▶ Exercise objective: Would you restate, exactly as they appear, the lines from the one containing "Give me the" through the end of the data below?

(Stored entries)
------------------------------------------------------------

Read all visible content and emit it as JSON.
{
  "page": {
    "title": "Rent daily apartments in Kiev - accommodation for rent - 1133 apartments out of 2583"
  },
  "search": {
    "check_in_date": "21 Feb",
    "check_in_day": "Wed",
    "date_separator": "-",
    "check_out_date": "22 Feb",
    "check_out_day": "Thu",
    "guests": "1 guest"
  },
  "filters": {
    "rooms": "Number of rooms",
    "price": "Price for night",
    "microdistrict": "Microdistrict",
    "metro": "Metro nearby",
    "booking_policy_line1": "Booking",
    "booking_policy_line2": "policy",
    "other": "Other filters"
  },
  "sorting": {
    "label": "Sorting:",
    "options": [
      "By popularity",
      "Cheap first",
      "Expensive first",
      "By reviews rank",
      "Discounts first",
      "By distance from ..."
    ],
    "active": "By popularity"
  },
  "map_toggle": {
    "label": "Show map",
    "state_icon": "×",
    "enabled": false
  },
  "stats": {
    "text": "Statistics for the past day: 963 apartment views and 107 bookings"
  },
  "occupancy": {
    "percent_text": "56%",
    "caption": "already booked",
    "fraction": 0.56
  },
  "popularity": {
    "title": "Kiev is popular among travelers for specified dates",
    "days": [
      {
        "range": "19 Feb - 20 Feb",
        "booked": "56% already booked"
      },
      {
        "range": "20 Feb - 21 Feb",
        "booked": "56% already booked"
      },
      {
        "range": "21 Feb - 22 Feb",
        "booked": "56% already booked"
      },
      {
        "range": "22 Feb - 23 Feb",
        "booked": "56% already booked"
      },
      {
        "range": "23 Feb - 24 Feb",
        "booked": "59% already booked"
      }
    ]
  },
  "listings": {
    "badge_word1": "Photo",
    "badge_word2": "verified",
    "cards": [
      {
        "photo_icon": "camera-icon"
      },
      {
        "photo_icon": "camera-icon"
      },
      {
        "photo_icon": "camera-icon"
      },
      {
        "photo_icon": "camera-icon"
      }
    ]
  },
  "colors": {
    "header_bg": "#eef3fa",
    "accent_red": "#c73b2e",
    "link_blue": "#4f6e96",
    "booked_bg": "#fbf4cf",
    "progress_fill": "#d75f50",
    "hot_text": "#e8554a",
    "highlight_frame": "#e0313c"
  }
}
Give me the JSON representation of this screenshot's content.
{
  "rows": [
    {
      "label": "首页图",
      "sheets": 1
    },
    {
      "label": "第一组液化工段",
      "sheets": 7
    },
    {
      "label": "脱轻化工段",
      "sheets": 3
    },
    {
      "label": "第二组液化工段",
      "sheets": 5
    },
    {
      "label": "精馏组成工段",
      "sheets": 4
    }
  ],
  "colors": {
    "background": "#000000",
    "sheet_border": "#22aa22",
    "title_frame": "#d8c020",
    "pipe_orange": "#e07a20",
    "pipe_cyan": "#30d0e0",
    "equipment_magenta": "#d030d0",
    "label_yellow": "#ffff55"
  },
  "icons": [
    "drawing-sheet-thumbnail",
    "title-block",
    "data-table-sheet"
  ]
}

------------------------------------------------------------

▶ Solution for this exercise:
Give me the JSON representation of this screenshot's content.
{
  "rows": [
    {
      "label": "首页图",
      "sheets": 1
    },
    {
      "label": "第一组液化工段",
      "sheets": 7
    },
    {
      "label": "脱轻化工段",
      "sheets": 3
    },
    {
      "label": "第二组液化工段",
      "sheets": 5
    },
    {
      "label": "精馏组成工段",
      "sheets": 4
    }
  ],
  "colors": {
    "background": "#000000",
    "sheet_border": "#22aa22",
    "title_frame": "#d8c020",
    "pipe_orange": "#e07a20",
    "pipe_cyan": "#30d0e0",
    "equipment_magenta": "#d030d0",
    "label_yellow": "#ffff55"
  },
  "icons": [
    "drawing-sheet-thumbnail",
    "title-block",
    "data-table-sheet"
  ]
}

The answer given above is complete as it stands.